## AIM
Below is a set of entries. Reproduce exactly the lines from the one containing "Parse this screenshot: output" through the end, both included.

>> begin THE INPUT

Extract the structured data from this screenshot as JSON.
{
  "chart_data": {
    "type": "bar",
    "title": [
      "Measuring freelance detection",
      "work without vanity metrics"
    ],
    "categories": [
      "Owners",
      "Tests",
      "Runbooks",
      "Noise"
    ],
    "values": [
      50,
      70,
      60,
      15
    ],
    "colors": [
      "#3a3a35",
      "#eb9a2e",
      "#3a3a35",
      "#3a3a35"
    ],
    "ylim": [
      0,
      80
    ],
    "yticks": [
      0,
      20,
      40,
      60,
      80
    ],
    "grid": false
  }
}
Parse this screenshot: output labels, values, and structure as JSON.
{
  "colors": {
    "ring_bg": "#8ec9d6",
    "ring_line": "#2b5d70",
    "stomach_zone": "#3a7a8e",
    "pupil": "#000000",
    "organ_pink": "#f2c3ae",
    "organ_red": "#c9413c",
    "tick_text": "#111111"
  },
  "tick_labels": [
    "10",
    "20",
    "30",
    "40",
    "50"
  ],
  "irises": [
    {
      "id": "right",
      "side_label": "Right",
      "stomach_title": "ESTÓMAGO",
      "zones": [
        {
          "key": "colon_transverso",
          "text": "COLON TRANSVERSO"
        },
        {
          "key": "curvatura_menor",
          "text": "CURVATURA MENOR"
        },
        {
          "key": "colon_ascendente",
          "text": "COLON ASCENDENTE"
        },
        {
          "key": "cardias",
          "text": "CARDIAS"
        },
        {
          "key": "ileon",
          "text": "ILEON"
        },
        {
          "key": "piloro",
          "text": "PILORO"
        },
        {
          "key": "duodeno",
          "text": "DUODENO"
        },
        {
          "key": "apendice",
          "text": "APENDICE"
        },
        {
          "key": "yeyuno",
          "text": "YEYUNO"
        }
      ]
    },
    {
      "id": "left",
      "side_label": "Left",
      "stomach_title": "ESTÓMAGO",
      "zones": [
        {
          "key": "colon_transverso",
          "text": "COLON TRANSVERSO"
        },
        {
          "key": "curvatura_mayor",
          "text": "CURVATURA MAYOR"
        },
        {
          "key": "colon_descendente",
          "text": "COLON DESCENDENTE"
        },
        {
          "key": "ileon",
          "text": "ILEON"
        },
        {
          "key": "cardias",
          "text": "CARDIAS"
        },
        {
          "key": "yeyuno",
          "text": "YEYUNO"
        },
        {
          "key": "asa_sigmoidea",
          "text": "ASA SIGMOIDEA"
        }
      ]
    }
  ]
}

>> end THE INPUT

## CORRECT RESPONSE
Parse this screenshot: output labels, values, and structure as JSON.
{
  "colors": {
    "ring_bg": "#8ec9d6",
    "ring_line": "#2b5d70",
    "stomach_zone": "#3a7a8e",
    "pupil": "#000000",
    "organ_pink": "#f2c3ae",
    "organ_red": "#c9413c",
    "tick_text": "#111111"
  },
  "tick_labels": [
    "10",
    "20",
    "30",
    "40",
    "50"
  ],
  "irises": [
    {
      "id": "right",
      "side_label": "Right",
      "stomach_title": "ESTÓMAGO",
      "zones": [
        {
          "key": "colon_transverso",
          "text": "COLON TRANSVERSO"
        },
        {
          "key": "curvatura_menor",
          "text": "CURVATURA MENOR"
        },
        {
          "key": "colon_ascendente",
          "text": "COLON ASCENDENTE"
        },
        {
          "key": "cardias",
          "text": "CARDIAS"
        },
        {
          "key": "ileon",
          "text": "ILEON"
        },
        {
          "key": "piloro",
          "text": "PILORO"
        },
        {
          "key": "duodeno",
          "text": "DUODENO"
        },
        {
          "key": "apendice",
          "text": "APENDICE"
        },
        {
          "key": "yeyuno",
          "text": "YEYUNO"
        }
      ]
    },
    {
      "id": "left",
      "side_label": "Left",
      "stomach_title": "ESTÓMAGO",
      "zones": [
        {
          "key": "colon_transverso",
          "text": "COLON TRANSVERSO"
        },
        {
          "key": "curvatura_mayor",
          "text": "CURVATURA MAYOR"
        },
        {
          "key": "colon_descendente",
          "text": "COLON DESCENDENTE"
        },
        {
          "key": "ileon",
          "text": "ILEON"
        },
        {
          "key": "cardias",
          "text": "CARDIAS"
        },
        {
          "key": "yeyuno",
          "text": "YEYUNO"
        },
        {
          "key": "asa_sigmoidea",
          "text": "ASA SIGMOIDEA"
        }
      ]
    }
  ]
}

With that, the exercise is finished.